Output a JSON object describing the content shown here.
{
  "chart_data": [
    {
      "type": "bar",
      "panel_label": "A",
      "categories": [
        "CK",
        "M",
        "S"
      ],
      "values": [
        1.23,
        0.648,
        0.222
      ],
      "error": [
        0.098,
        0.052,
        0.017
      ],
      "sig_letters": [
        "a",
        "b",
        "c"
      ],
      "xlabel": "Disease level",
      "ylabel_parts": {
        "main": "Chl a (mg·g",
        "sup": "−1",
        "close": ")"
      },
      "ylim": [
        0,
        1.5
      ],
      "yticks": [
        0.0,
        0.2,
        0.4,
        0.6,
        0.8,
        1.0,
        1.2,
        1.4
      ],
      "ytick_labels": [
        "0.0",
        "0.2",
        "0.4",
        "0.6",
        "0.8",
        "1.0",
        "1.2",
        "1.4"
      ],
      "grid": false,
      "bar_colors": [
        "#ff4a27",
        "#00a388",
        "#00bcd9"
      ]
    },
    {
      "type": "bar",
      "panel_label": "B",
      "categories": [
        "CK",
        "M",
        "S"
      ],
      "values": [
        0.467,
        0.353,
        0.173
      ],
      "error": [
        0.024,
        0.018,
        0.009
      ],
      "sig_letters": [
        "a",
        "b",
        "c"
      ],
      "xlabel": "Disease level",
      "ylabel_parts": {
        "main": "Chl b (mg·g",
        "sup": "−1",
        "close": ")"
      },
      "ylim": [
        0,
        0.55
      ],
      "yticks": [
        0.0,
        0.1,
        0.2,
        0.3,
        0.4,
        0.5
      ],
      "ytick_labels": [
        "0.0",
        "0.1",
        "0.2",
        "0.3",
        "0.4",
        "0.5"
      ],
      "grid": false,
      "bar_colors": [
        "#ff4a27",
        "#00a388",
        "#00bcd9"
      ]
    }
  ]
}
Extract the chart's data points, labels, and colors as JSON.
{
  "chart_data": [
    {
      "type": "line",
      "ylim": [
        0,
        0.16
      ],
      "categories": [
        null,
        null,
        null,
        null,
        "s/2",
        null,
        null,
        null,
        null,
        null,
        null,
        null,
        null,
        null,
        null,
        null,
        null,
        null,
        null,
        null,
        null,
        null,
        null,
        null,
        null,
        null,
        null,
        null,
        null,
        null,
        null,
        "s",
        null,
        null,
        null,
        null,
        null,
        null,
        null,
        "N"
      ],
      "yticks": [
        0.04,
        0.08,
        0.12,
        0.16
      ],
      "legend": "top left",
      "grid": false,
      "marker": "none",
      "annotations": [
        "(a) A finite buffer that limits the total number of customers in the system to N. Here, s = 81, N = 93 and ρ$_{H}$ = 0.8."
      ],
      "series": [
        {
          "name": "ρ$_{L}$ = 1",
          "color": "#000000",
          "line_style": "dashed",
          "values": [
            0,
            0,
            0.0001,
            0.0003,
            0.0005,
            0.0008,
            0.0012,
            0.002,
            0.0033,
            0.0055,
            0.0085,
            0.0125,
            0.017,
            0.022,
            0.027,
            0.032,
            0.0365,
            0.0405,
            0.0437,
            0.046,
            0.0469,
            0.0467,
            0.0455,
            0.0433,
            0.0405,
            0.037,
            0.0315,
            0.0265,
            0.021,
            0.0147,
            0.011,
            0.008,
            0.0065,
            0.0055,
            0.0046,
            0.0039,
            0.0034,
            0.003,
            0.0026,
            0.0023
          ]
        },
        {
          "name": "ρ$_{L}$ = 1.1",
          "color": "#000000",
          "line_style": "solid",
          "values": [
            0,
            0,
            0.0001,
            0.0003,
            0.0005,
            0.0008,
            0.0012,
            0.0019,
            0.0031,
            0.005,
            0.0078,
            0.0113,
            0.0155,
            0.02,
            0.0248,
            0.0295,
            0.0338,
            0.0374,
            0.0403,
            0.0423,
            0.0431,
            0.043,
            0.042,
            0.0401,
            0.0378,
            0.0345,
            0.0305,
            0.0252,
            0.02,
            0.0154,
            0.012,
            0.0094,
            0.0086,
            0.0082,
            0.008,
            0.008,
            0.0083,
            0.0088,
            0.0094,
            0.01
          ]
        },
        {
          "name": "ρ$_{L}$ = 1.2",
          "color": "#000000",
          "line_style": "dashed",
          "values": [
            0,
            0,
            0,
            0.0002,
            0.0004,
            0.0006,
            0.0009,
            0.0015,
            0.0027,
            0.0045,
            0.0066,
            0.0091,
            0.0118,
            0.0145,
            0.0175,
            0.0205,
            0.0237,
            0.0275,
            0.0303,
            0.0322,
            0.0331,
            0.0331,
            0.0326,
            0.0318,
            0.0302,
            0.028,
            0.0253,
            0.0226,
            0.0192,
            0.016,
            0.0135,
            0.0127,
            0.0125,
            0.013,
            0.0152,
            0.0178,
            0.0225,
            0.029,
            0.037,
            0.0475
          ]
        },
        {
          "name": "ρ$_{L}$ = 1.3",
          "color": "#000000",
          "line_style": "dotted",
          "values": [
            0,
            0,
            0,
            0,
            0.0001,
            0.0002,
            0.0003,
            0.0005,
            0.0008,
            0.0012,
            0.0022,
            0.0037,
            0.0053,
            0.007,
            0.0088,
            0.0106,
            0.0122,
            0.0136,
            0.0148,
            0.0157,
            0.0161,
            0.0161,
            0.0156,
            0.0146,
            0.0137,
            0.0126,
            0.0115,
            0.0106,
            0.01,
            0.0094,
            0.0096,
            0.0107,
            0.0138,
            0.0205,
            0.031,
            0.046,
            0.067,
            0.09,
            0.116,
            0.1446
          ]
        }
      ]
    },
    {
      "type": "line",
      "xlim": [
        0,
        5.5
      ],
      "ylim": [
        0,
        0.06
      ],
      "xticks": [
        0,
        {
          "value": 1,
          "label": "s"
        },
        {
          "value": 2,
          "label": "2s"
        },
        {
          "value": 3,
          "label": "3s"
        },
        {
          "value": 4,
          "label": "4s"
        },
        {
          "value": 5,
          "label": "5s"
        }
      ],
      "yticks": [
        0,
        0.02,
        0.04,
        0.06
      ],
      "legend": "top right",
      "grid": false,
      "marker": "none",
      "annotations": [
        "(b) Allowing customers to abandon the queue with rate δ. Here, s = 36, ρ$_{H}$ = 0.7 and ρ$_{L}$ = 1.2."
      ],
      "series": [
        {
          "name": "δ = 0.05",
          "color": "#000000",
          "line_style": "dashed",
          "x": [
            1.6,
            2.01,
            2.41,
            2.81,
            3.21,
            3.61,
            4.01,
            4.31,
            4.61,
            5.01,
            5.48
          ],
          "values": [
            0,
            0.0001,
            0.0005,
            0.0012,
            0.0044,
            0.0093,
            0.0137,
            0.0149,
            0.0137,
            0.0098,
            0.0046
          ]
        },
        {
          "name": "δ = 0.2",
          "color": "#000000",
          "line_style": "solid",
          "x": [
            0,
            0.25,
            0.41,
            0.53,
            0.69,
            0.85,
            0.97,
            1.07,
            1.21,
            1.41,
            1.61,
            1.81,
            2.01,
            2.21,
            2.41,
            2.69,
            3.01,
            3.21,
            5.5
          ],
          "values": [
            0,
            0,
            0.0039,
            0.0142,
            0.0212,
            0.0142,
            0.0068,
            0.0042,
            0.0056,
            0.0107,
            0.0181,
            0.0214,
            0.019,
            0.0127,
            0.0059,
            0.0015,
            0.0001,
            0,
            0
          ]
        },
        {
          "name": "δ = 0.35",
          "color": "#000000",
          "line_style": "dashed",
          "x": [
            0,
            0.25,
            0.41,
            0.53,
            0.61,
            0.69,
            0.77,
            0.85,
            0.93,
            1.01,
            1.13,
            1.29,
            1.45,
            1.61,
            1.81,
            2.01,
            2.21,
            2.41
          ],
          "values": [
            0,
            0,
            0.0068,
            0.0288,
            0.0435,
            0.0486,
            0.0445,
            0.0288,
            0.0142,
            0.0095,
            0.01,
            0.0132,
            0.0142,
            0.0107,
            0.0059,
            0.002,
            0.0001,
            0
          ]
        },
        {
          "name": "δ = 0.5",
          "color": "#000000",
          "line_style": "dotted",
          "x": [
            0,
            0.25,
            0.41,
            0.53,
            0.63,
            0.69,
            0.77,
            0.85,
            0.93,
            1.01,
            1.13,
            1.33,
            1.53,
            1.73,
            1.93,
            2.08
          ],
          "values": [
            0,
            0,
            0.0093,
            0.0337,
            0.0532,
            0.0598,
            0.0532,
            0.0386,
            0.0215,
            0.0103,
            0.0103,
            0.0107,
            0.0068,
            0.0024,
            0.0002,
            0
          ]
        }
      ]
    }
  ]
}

■ ■ ■ ■

__Task objective__
Consider the entries above and return each line with the string "customers".

__Written solution__
        "(a) A finite buffer that limits the total number of customers in the system to N. Here, s = 81, N = 93 and ρ$_{H}$ = 0.8."
        "(b) Allowing customers to abandon the queue with rate δ. Here, s = 36, ρ$_{H}$ = 0.7 and ρ$_{L}$ = 1.2."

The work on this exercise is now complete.